» What needs to be done:
Exclude any images and output the remaining records exactly.

____________

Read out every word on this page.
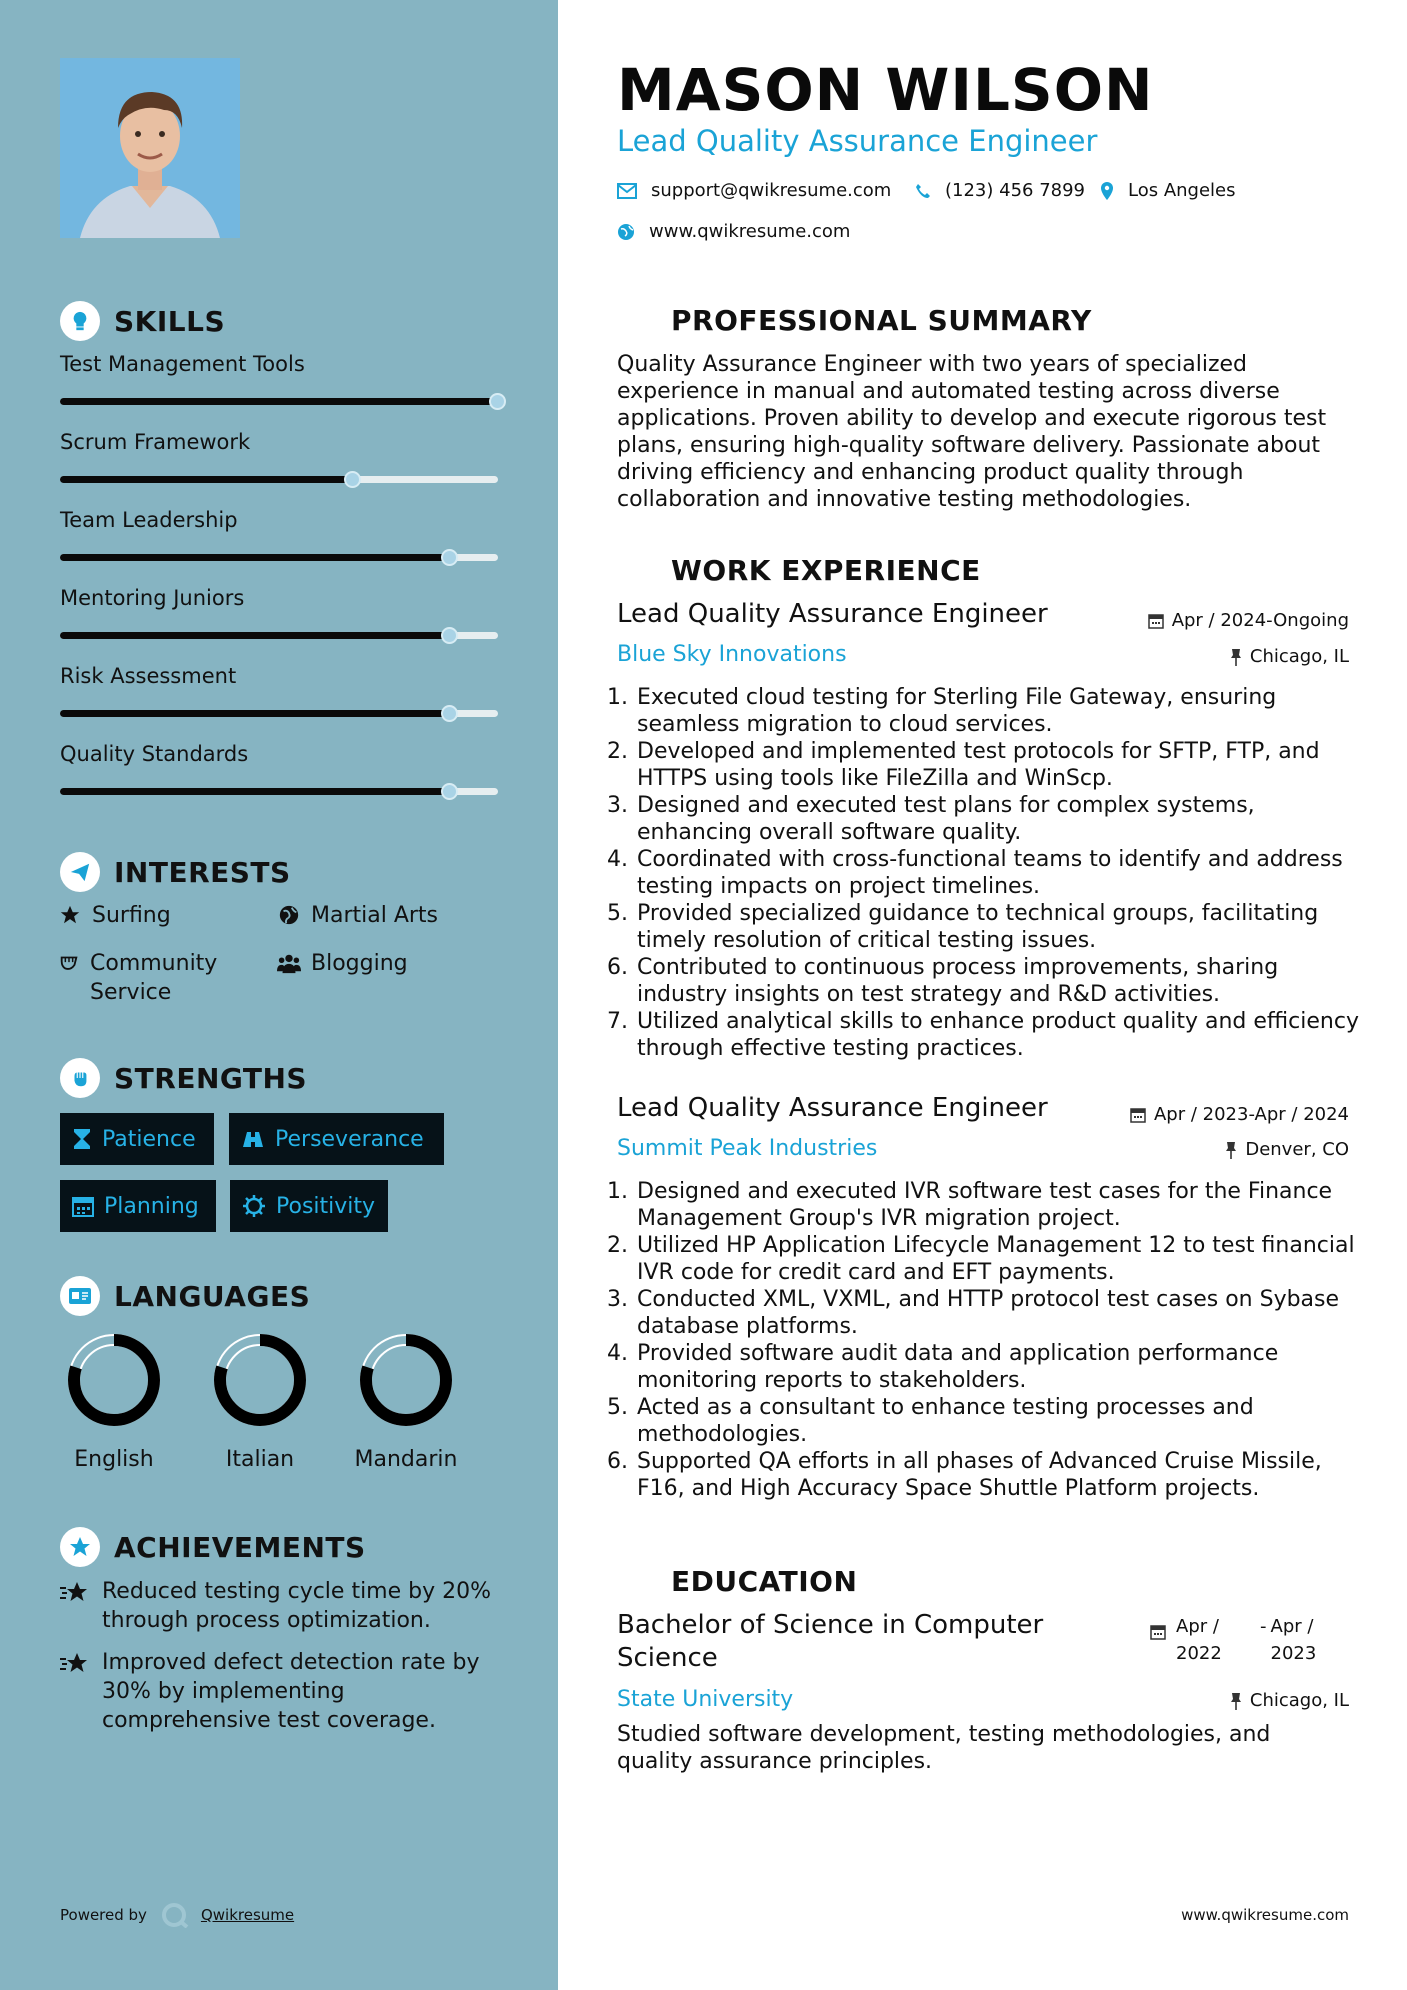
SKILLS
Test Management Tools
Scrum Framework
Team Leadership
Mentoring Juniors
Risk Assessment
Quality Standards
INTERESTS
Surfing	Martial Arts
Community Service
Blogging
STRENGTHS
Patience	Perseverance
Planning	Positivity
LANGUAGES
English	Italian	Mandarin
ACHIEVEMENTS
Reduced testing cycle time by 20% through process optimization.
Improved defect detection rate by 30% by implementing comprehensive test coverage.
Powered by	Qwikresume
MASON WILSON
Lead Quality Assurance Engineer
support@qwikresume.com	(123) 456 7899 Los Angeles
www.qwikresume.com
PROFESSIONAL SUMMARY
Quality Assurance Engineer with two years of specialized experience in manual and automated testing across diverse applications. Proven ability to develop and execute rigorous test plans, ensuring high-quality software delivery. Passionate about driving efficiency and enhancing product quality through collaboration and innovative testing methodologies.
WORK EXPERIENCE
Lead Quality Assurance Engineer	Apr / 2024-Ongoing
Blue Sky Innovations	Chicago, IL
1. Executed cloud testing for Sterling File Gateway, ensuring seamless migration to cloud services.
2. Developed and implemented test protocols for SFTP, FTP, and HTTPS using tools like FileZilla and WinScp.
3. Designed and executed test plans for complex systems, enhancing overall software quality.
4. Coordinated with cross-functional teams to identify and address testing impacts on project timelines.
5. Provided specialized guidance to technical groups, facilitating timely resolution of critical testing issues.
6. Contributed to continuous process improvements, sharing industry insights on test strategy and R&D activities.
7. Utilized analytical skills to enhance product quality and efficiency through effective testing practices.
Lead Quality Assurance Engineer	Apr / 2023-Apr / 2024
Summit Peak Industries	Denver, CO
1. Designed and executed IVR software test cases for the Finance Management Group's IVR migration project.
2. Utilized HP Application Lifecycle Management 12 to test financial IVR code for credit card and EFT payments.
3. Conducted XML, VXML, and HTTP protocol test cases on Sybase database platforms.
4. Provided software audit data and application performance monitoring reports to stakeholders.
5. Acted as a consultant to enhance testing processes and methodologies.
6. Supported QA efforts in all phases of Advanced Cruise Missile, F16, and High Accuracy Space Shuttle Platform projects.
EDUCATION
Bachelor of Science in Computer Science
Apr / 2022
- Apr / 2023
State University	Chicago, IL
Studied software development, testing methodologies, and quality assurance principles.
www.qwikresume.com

____________

» Solution:
Read out every word on this page.
SKILLS
Test Management Tools
Scrum Framework
Team Leadership
Mentoring Juniors
Risk Assessment
Quality Standards
INTERESTS
Surfing	Martial Arts
Community Service
Blogging
STRENGTHS
Patience	Perseverance
Planning	Positivity
LANGUAGES
English	Italian	Mandarin
ACHIEVEMENTS
Reduced testing cycle time by 20% through process optimization.
Improved defect detection rate by 30% by implementing comprehensive test coverage.
Powered by	Qwikresume
MASON WILSON
Lead Quality Assurance Engineer
support@qwikresume.com	(123) 456 7899 Los Angeles
www.qwikresume.com
PROFESSIONAL SUMMARY
Quality Assurance Engineer with two years of specialized experience in manual and automated testing across diverse applications. Proven ability to develop and execute rigorous test plans, ensuring high-quality software delivery. Passionate about driving efficiency and enhancing product quality through collaboration and innovative testing methodologies.
WORK EXPERIENCE
Lead Quality Assurance Engineer	Apr / 2024-Ongoing
Blue Sky Innovations	Chicago, IL
1. Executed cloud testing for Sterling File Gateway, ensuring seamless migration to cloud services.
2. Developed and implemented test protocols for SFTP, FTP, and HTTPS using tools like FileZilla and WinScp.
3. Designed and executed test plans for complex systems, enhancing overall software quality.
4. Coordinated with cross-functional teams to identify and address testing impacts on project timelines.
5. Provided specialized guidance to technical groups, facilitating timely resolution of critical testing issues.
6. Contributed to continuous process improvements, sharing industry insights on test strategy and R&D activities.
7. Utilized analytical skills to enhance product quality and efficiency through effective testing practices.
Lead Quality Assurance Engineer	Apr / 2023-Apr / 2024
Summit Peak Industries	Denver, CO
1. Designed and executed IVR software test cases for the Finance Management Group's IVR migration project.
2. Utilized HP Application Lifecycle Management 12 to test financial IVR code for credit card and EFT payments.
3. Conducted XML, VXML, and HTTP protocol test cases on Sybase database platforms.
4. Provided software audit data and application performance monitoring reports to stakeholders.
5. Acted as a consultant to enhance testing processes and methodologies.
6. Supported QA efforts in all phases of Advanced Cruise Missile, F16, and High Accuracy Space Shuttle Platform projects.
EDUCATION
Bachelor of Science in Computer Science
Apr / 2022
- Apr / 2023
State University	Chicago, IL
Studied software development, testing methodologies, and quality assurance principles.
www.qwikresume.com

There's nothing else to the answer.